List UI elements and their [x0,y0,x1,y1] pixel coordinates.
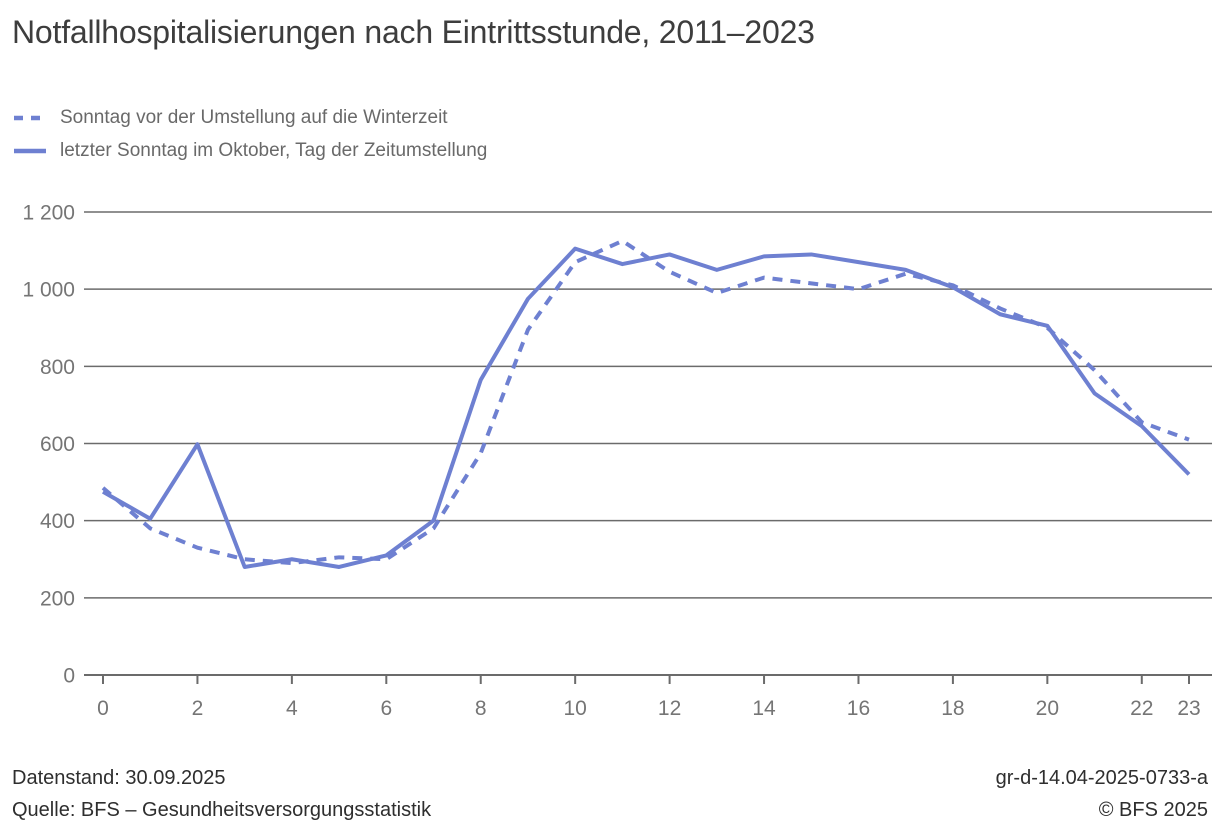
solid-line-swatch-icon [14,148,46,153]
figure-id: gr-d-14.04-2025-0733-a [995,767,1208,789]
legend-label-solid: letzter Sonntag im Oktober, Tag der Zeit… [60,139,488,161]
x-tick-label: 8 [475,697,487,720]
line-chart: 0 200 400 600 800 1 000 1 200 0 2 4 6 8 10 12 14 16 18 20… [22,202,1212,720]
x-tick-label: 10 [563,697,586,720]
legend-label-dashed: Sonntag vor der Umstellung auf die Winte… [60,106,448,128]
x-tick-label: 14 [752,697,776,720]
y-tick-label: 0 [63,665,75,688]
x-tick-label: 6 [380,697,392,720]
footer-left: Datenstand: 30.09.2025 Quelle: BFS – Ges… [12,762,431,826]
dashed-series-line [101,238,1190,566]
legend-item-solid: letzter Sonntag im Oktober, Tag der Zeit… [12,134,487,167]
solid-series-line [102,246,1191,569]
y-tick-label: 1 200 [22,202,75,225]
y-tick-label: 400 [40,510,75,533]
x-tick-label: 4 [286,697,298,720]
y-tick-label: 800 [40,356,75,379]
copyright: © BFS 2025 [1098,799,1208,821]
legend-item-dashed: Sonntag vor der Umstellung auf die Winte… [12,101,487,134]
dashed-line-swatch-icon [14,115,46,120]
x-tick-label: 2 [192,697,204,720]
footer-right: gr-d-14.04-2025-0733-a © BFS 2025 [996,762,1208,826]
y-tick-label: 200 [40,587,75,610]
chart-footer: Datenstand: 30.09.2025 Quelle: BFS – Ges… [12,762,1208,826]
legend: Sonntag vor der Umstellung auf die Winte… [12,101,487,167]
x-tick-label: 18 [941,697,964,720]
y-tick-label: 600 [40,433,75,456]
x-tick-label: 16 [847,697,870,720]
x-tick-label: 22 [1130,697,1153,720]
x-tick-label: 0 [97,697,109,720]
x-tick-label: 12 [658,697,681,720]
y-tick-label: 1 000 [22,279,75,302]
x-tick-label: 23 [1177,697,1200,720]
source: Quelle: BFS – Gesundheitsversorgungsstat… [12,799,432,821]
chart-title: Notfallhospitalisierungen nach Eintritts… [12,14,815,50]
x-tick-label: 20 [1036,697,1059,720]
data-status: Datenstand: 30.09.2025 [12,767,226,789]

- - - - - - -

Retype everything from the line that contains "solid-line-swatch-icon [14,148,46,153]" down to the line that contains "x-tick-label: 10 [563,697,586,720]", both of those lines included, copying each one exactly.

» **EXERCISE SOLUTION**
solid-line-swatch-icon [14,148,46,153]
figure-id: gr-d-14.04-2025-0733-a [995,767,1208,789]
legend-label-solid: letzter Sonntag im Oktober, Tag der Zeit… [60,139,488,161]
x-tick-label: 8 [475,697,487,720]
line-chart: 0 200 400 600 800 1 000 1 200 0 2 4 6 8 10 12 14 16 18 20… [22,202,1212,720]
x-tick-label: 10 [563,697,586,720]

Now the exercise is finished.